# start of RECORD SET
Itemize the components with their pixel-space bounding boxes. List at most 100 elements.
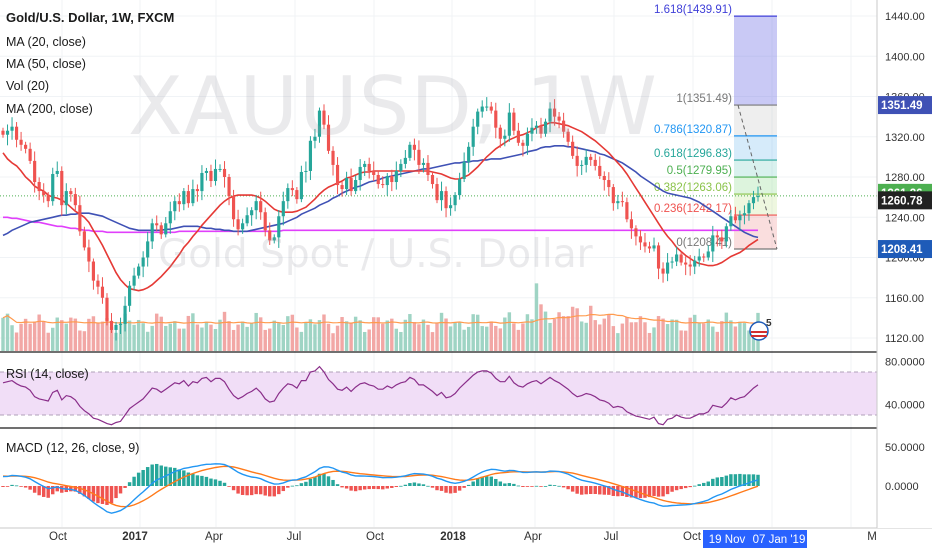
macd-histogram-bar [575, 486, 579, 494]
candle-body [611, 187, 615, 204]
candle-body [498, 127, 502, 139]
macd-histogram-bar [742, 474, 747, 486]
macd-histogram-bar [173, 467, 177, 486]
candle-body [105, 297, 109, 321]
macd-histogram-bar [466, 484, 471, 486]
macd-histogram-bar [51, 486, 55, 495]
macd-histogram-bar [647, 486, 652, 498]
ma200-legend[interactable]: MA (200, close) [6, 102, 93, 116]
macd-histogram-bar [534, 485, 539, 487]
price-label-badge [878, 96, 932, 115]
candle-body [236, 219, 240, 230]
volume-bar [629, 322, 634, 351]
volume-bar [475, 314, 480, 351]
volume-bar [123, 313, 127, 351]
candle-body [638, 236, 643, 243]
macd-histogram-bar [747, 474, 751, 486]
volume-bar [118, 322, 123, 351]
volume-bar [1, 317, 5, 351]
volume-bar [340, 317, 344, 351]
candle-body [263, 212, 267, 231]
rsi-tick-label: 40.0000 [885, 399, 925, 411]
candle-body [37, 182, 41, 192]
candle-body [751, 197, 756, 204]
volume-bar [268, 328, 272, 351]
volume-bar [37, 314, 41, 351]
rsi-legend[interactable]: RSI (14, close) [6, 367, 89, 381]
macd-histogram-bar [376, 486, 380, 490]
volume-legend[interactable]: Vol (20) [6, 79, 50, 93]
fib-level-label: 1.618(1439.91) [654, 4, 732, 16]
macd-histogram-bar [100, 486, 105, 504]
candle-body [182, 191, 186, 205]
volume-bar [385, 320, 389, 351]
candle-body [584, 156, 588, 165]
candle-body [729, 216, 733, 227]
candle-body [295, 190, 299, 200]
candle-body [1, 130, 5, 135]
macd-histogram-bar [245, 486, 249, 496]
volume-bar [539, 304, 543, 351]
time-tick-label: 2017 [122, 531, 148, 543]
candle-body [277, 216, 281, 238]
fib-zone [734, 194, 777, 216]
volume-bar [204, 321, 209, 351]
ma20-legend[interactable]: MA (20, close) [6, 35, 86, 49]
macd-histogram-bar [620, 486, 625, 496]
fib-level-label: 0(1208.41) [676, 237, 732, 249]
candle-body [24, 144, 28, 149]
macd-histogram-bar [154, 463, 159, 486]
macd-histogram-bar [141, 469, 145, 486]
candle-body [747, 203, 751, 214]
time-tick-label: Oct [366, 531, 385, 543]
candle-body [607, 180, 611, 188]
candle-body [372, 170, 376, 175]
macd-histogram-bar [412, 482, 417, 486]
candle-body [46, 195, 50, 202]
macd-histogram-bar [263, 486, 267, 496]
volume-bar [272, 320, 276, 351]
ma50-legend[interactable]: MA (50, close) [6, 57, 86, 71]
volume-bar [702, 323, 706, 351]
candle-body [164, 223, 168, 235]
candle-body [724, 226, 728, 242]
time-tick-label: Apr [205, 531, 223, 543]
macd-histogram-bar [150, 464, 154, 486]
volume-bar [168, 323, 172, 351]
candle-body [670, 261, 674, 263]
macd-legend[interactable]: MACD (12, 26, close, 9) [6, 441, 140, 455]
macd-histogram-bar [1, 486, 5, 487]
volume-bar [706, 319, 710, 351]
symbol-title[interactable]: Gold/U.S. Dollar, 1W, FXCM [6, 10, 175, 25]
macd-histogram-bar [353, 486, 358, 492]
macd-histogram-bar [5, 486, 10, 487]
volume-bar [602, 318, 607, 351]
macd-histogram-bar [127, 482, 132, 486]
macd-histogram-bar [570, 486, 575, 492]
volume-bar [105, 318, 109, 351]
macd-histogram-bar [258, 486, 263, 495]
volume-ma-line [2, 313, 759, 324]
macd-histogram-bar [566, 486, 570, 490]
candle-body [168, 211, 172, 224]
volume-bar [349, 323, 353, 351]
volume-bar [742, 323, 747, 351]
macd-histogram-bar [494, 478, 498, 486]
candle-body [51, 173, 55, 202]
candle-body [146, 241, 150, 258]
candle-body [19, 139, 23, 145]
volume-bar [647, 332, 652, 351]
macd-line [2, 463, 759, 514]
fib-zone [734, 177, 777, 195]
candle-body [200, 172, 204, 192]
macd-histogram-bar [87, 486, 91, 499]
volume-bar [390, 318, 394, 351]
macd-histogram-bar [394, 486, 399, 487]
macd-histogram-bar [426, 485, 430, 487]
macd-tick-label: 0.0000 [885, 481, 919, 493]
macd-histogram-bar [96, 486, 100, 504]
volume-bar [616, 333, 620, 351]
candle-body [335, 164, 340, 186]
candle-body [715, 235, 719, 238]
# end of RECORD SET
Copy every line of the records above that contains the string "zone", treating uppercase and lowercase as different.

fib-zone [734, 194, 777, 216]
fib-zone [734, 177, 777, 195]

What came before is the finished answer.